↓

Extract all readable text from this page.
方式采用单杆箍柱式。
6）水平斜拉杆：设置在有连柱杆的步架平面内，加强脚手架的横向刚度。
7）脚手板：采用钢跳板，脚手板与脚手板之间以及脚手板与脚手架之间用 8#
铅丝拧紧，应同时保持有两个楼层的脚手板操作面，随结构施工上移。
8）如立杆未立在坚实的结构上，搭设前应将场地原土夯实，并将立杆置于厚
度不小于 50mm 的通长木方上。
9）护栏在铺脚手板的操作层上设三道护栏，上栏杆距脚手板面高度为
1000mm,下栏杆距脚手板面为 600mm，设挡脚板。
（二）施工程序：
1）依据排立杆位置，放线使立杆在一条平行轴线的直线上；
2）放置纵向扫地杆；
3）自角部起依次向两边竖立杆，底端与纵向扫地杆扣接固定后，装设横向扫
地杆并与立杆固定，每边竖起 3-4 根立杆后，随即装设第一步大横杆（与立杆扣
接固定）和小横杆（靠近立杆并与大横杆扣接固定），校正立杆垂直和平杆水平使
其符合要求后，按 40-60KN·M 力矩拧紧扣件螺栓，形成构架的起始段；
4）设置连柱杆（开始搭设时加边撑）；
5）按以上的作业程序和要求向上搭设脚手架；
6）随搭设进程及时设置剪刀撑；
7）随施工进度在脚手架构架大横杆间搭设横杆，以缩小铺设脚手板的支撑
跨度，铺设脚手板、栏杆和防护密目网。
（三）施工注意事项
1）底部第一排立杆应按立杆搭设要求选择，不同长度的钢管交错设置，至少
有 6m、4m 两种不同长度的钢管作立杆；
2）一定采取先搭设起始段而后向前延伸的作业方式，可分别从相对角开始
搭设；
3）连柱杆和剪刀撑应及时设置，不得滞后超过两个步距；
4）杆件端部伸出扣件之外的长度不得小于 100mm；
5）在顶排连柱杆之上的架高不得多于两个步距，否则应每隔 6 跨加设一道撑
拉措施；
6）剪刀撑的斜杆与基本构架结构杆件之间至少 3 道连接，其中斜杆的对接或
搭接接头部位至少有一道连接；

↑

### PROBLEM TO WORK ON
Using the data above, print every record exactly as shown.

### RESULT FOR THIS TASK
Extract all readable text from this page.
方式采用单杆箍柱式。
6）水平斜拉杆：设置在有连柱杆的步架平面内，加强脚手架的横向刚度。
7）脚手板：采用钢跳板，脚手板与脚手板之间以及脚手板与脚手架之间用 8#
铅丝拧紧，应同时保持有两个楼层的脚手板操作面，随结构施工上移。
8）如立杆未立在坚实的结构上，搭设前应将场地原土夯实，并将立杆置于厚
度不小于 50mm 的通长木方上。
9）护栏在铺脚手板的操作层上设三道护栏，上栏杆距脚手板面高度为
1000mm,下栏杆距脚手板面为 600mm，设挡脚板。
（二）施工程序：
1）依据排立杆位置，放线使立杆在一条平行轴线的直线上；
2）放置纵向扫地杆；
3）自角部起依次向两边竖立杆，底端与纵向扫地杆扣接固定后，装设横向扫
地杆并与立杆固定，每边竖起 3-4 根立杆后，随即装设第一步大横杆（与立杆扣
接固定）和小横杆（靠近立杆并与大横杆扣接固定），校正立杆垂直和平杆水平使
其符合要求后，按 40-60KN·M 力矩拧紧扣件螺栓，形成构架的起始段；
4）设置连柱杆（开始搭设时加边撑）；
5）按以上的作业程序和要求向上搭设脚手架；
6）随搭设进程及时设置剪刀撑；
7）随施工进度在脚手架构架大横杆间搭设横杆，以缩小铺设脚手板的支撑
跨度，铺设脚手板、栏杆和防护密目网。
（三）施工注意事项
1）底部第一排立杆应按立杆搭设要求选择，不同长度的钢管交错设置，至少
有 6m、4m 两种不同长度的钢管作立杆；
2）一定采取先搭设起始段而后向前延伸的作业方式，可分别从相对角开始
搭设；
3）连柱杆和剪刀撑应及时设置，不得滞后超过两个步距；
4）杆件端部伸出扣件之外的长度不得小于 100mm；
5）在顶排连柱杆之上的架高不得多于两个步距，否则应每隔 6 跨加设一道撑
拉措施；
6）剪刀撑的斜杆与基本构架结构杆件之间至少 3 道连接，其中斜杆的对接或
搭接接头部位至少有一道连接；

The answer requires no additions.